*Stated goal:* Check each line of the material. Copy those containing "Scan".

*Excerpted records:*
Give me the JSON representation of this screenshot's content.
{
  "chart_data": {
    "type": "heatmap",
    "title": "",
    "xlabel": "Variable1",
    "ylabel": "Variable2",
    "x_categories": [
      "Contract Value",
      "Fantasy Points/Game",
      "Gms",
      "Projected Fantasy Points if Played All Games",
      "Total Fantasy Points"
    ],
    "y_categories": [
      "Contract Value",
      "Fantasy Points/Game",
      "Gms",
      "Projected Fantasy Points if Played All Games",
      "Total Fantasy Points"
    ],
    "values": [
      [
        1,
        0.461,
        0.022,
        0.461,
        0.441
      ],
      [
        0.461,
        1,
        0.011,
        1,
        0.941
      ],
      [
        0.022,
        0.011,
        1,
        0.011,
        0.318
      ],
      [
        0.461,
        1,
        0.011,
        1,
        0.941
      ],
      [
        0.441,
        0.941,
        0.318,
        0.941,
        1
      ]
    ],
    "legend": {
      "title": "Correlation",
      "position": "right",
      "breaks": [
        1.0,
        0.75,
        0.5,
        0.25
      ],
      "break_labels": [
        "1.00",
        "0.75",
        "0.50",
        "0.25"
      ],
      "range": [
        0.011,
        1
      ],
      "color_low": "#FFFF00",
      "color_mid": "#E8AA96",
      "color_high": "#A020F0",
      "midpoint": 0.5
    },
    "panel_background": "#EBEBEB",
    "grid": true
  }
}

...

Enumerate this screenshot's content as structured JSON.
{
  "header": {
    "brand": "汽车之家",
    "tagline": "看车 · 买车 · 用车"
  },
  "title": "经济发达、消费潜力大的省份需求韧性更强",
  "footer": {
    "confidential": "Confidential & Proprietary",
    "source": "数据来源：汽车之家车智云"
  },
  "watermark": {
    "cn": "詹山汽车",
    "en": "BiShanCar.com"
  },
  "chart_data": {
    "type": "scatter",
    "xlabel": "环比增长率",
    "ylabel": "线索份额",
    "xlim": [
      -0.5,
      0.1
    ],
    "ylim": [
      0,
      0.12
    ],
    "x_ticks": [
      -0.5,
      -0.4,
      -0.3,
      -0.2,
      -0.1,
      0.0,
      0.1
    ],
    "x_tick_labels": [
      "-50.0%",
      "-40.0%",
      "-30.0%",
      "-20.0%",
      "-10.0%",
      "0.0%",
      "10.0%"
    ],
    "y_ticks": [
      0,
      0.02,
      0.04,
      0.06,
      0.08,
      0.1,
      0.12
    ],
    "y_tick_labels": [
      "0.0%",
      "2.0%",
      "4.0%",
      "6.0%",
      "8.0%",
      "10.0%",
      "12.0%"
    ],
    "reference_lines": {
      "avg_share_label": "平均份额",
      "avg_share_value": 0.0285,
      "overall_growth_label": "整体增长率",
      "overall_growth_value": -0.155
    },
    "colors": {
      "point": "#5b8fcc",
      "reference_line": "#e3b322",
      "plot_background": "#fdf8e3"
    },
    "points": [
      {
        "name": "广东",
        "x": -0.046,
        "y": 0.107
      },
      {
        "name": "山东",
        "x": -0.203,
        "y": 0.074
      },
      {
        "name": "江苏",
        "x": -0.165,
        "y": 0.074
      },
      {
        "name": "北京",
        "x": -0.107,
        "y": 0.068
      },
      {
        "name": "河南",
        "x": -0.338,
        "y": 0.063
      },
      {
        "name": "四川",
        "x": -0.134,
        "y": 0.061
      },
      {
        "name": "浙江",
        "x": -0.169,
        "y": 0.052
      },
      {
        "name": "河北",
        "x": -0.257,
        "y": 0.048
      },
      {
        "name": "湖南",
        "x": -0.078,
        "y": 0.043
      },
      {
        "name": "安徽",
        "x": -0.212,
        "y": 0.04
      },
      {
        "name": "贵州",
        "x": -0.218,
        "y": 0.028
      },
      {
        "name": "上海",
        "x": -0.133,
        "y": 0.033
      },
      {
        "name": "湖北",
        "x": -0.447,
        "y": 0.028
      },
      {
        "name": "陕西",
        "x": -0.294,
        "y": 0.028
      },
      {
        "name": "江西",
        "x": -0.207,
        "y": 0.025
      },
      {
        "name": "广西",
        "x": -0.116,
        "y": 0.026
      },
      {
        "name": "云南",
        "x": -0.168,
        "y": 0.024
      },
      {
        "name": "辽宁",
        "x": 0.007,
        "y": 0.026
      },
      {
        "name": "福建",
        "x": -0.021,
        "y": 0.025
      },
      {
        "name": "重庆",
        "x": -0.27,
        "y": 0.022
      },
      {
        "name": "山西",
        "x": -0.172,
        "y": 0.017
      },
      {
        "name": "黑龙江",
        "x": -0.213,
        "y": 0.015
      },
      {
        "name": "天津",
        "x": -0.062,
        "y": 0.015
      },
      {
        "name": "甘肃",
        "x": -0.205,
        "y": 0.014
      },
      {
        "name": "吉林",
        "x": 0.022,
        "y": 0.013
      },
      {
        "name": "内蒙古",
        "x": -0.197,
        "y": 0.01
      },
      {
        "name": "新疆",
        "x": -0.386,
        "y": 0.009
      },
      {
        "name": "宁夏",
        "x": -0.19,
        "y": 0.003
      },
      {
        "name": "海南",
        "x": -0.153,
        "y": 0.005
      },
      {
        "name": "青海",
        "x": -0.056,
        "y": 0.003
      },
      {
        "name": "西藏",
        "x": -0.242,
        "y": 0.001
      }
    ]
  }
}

* * *

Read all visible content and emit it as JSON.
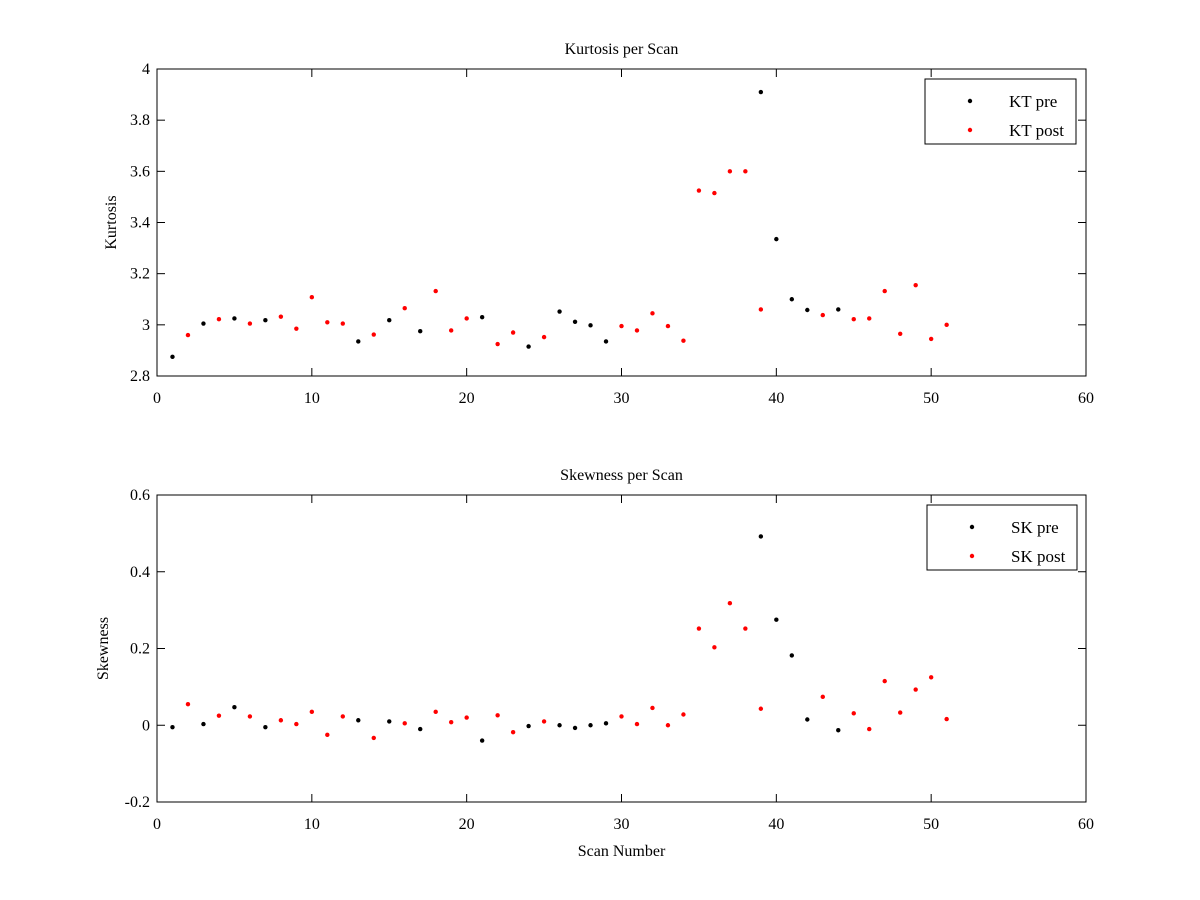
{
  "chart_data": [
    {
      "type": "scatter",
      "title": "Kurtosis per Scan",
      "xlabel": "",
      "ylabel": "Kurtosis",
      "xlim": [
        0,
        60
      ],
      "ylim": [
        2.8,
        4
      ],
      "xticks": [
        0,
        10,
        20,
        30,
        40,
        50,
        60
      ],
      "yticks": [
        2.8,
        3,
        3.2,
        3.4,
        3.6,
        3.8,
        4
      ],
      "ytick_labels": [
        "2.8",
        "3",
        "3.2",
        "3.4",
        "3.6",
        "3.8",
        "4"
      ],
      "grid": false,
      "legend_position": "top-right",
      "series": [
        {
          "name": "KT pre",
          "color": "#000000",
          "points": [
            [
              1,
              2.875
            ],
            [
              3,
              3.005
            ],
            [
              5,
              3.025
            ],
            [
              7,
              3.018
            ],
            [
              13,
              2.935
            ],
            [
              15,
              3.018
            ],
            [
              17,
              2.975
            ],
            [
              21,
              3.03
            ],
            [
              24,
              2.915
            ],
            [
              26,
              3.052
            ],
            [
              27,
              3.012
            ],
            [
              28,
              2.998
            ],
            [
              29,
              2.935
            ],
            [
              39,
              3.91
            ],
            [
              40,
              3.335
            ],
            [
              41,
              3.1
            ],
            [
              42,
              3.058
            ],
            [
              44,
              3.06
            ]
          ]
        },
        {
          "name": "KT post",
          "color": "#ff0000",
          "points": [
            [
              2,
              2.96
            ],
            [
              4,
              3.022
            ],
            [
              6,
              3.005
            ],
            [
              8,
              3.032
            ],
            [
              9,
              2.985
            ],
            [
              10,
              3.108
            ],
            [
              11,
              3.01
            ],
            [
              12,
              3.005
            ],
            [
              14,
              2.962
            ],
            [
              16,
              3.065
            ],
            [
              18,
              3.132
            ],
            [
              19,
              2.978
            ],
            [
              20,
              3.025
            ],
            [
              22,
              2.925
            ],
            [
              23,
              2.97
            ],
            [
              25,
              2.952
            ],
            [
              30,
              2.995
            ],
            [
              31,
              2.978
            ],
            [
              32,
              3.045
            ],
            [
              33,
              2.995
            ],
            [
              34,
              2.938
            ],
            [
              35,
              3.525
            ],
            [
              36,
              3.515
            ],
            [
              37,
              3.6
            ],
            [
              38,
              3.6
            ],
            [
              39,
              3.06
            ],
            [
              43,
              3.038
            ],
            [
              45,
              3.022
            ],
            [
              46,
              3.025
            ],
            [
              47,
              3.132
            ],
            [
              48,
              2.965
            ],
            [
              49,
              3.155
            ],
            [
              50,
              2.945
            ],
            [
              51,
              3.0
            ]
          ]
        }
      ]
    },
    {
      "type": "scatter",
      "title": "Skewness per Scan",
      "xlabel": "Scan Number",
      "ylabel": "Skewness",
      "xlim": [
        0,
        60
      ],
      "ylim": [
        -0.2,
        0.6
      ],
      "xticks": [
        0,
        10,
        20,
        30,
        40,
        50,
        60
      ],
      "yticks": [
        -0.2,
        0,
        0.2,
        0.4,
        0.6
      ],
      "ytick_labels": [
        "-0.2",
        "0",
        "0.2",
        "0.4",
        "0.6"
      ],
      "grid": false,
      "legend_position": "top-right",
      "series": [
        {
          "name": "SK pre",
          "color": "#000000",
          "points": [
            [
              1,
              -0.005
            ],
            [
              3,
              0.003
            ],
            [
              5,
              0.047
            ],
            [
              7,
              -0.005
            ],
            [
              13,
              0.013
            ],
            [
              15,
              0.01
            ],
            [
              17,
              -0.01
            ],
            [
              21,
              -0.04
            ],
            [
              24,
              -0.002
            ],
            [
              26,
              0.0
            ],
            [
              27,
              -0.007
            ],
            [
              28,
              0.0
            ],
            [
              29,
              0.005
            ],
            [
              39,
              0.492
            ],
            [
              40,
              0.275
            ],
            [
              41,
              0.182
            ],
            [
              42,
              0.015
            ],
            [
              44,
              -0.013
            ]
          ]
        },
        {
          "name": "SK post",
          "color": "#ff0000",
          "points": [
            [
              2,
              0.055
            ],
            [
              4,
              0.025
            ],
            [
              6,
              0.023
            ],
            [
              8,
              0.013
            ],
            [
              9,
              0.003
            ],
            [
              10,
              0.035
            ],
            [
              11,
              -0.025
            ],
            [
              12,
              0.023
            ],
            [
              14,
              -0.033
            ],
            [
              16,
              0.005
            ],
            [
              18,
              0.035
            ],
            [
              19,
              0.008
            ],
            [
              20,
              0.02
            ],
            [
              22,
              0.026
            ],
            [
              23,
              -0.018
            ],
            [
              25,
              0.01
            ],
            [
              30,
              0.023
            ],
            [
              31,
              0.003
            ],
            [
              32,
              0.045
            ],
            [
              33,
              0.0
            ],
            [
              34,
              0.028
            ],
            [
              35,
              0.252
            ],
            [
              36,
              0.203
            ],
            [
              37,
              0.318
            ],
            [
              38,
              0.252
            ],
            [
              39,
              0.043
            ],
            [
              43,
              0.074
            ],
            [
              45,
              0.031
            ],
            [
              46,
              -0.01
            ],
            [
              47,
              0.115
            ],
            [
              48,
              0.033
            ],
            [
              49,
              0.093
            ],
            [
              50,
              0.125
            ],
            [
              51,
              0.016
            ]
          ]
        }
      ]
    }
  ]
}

*Solution:*
      "title": "Kurtosis per Scan",
      "title": "Skewness per Scan",
      "xlabel": "Scan Number",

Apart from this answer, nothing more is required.